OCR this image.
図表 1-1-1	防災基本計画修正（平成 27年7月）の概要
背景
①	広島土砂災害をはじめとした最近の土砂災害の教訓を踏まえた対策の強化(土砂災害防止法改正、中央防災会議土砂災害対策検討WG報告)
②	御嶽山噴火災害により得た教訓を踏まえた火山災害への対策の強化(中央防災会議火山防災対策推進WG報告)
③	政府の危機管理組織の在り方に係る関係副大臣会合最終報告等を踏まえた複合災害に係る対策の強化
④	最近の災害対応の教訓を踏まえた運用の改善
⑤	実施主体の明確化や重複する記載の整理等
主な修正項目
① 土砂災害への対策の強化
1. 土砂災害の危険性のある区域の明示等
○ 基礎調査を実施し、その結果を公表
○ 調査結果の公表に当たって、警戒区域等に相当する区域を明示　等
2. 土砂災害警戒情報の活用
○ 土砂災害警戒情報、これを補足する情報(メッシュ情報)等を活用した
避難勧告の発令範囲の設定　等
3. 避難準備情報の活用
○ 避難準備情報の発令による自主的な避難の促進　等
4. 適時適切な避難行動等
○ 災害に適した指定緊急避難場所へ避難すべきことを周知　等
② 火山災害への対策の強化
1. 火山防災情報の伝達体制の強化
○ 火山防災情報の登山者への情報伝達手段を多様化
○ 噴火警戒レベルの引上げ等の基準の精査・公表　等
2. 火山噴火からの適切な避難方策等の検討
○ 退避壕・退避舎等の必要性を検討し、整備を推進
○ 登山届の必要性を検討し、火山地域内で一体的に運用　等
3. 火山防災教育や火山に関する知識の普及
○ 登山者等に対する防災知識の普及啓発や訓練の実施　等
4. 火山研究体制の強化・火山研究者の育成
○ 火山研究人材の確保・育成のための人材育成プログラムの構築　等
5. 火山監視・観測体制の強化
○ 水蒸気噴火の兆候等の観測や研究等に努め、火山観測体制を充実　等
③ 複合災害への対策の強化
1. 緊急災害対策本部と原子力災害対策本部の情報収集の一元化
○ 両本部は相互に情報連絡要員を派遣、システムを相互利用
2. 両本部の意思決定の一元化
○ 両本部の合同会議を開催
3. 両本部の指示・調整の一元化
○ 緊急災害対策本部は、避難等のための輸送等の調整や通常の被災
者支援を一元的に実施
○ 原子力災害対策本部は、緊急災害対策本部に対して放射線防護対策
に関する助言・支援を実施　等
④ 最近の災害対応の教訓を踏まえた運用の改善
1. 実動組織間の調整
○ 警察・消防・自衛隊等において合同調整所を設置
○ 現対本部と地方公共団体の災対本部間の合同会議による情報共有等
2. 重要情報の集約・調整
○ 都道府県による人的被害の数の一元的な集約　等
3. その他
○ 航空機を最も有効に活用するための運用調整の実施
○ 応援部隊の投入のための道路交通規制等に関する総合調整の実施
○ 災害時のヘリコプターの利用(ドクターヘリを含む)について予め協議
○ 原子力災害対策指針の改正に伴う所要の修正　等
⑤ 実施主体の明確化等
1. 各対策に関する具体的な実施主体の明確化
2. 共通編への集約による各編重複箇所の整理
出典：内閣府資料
* * * *
▶ **THE PROBLEM**: Return all of the data exactly as it reads.

▶ **ANSWER TO THIS PROBLEM**:
OCR this image.
図表 1-1-1	防災基本計画修正（平成 27年7月）の概要
背景
①	広島土砂災害をはじめとした最近の土砂災害の教訓を踏まえた対策の強化(土砂災害防止法改正、中央防災会議土砂災害対策検討WG報告)
②	御嶽山噴火災害により得た教訓を踏まえた火山災害への対策の強化(中央防災会議火山防災対策推進WG報告)
③	政府の危機管理組織の在り方に係る関係副大臣会合最終報告等を踏まえた複合災害に係る対策の強化
④	最近の災害対応の教訓を踏まえた運用の改善
⑤	実施主体の明確化や重複する記載の整理等
主な修正項目
① 土砂災害への対策の強化
1. 土砂災害の危険性のある区域の明示等
○ 基礎調査を実施し、その結果を公表
○ 調査結果の公表に当たって、警戒区域等に相当する区域を明示　等
2. 土砂災害警戒情報の活用
○ 土砂災害警戒情報、これを補足する情報(メッシュ情報)等を活用した
避難勧告の発令範囲の設定　等
3. 避難準備情報の活用
○ 避難準備情報の発令による自主的な避難の促進　等
4. 適時適切な避難行動等
○ 災害に適した指定緊急避難場所へ避難すべきことを周知　等
② 火山災害への対策の強化
1. 火山防災情報の伝達体制の強化
○ 火山防災情報の登山者への情報伝達手段を多様化
○ 噴火警戒レベルの引上げ等の基準の精査・公表　等
2. 火山噴火からの適切な避難方策等の検討
○ 退避壕・退避舎等の必要性を検討し、整備を推進
○ 登山届の必要性を検討し、火山地域内で一体的に運用　等
3. 火山防災教育や火山に関する知識の普及
○ 登山者等に対する防災知識の普及啓発や訓練の実施　等
4. 火山研究体制の強化・火山研究者の育成
○ 火山研究人材の確保・育成のための人材育成プログラムの構築　等
5. 火山監視・観測体制の強化
○ 水蒸気噴火の兆候等の観測や研究等に努め、火山観測体制を充実　等
③ 複合災害への対策の強化
1. 緊急災害対策本部と原子力災害対策本部の情報収集の一元化
○ 両本部は相互に情報連絡要員を派遣、システムを相互利用
2. 両本部の意思決定の一元化
○ 両本部の合同会議を開催
3. 両本部の指示・調整の一元化
○ 緊急災害対策本部は、避難等のための輸送等の調整や通常の被災
者支援を一元的に実施
○ 原子力災害対策本部は、緊急災害対策本部に対して放射線防護対策
に関する助言・支援を実施　等
④ 最近の災害対応の教訓を踏まえた運用の改善
1. 実動組織間の調整
○ 警察・消防・自衛隊等において合同調整所を設置
○ 現対本部と地方公共団体の災対本部間の合同会議による情報共有等
2. 重要情報の集約・調整
○ 都道府県による人的被害の数の一元的な集約　等
3. その他
○ 航空機を最も有効に活用するための運用調整の実施
○ 応援部隊の投入のための道路交通規制等に関する総合調整の実施
○ 災害時のヘリコプターの利用(ドクターヘリを含む)について予め協議
○ 原子力災害対策指針の改正に伴う所要の修正　等
⑤ 実施主体の明確化等
1. 各対策に関する具体的な実施主体の明確化
2. 共通編への集約による各編重複箇所の整理
出典：内閣府資料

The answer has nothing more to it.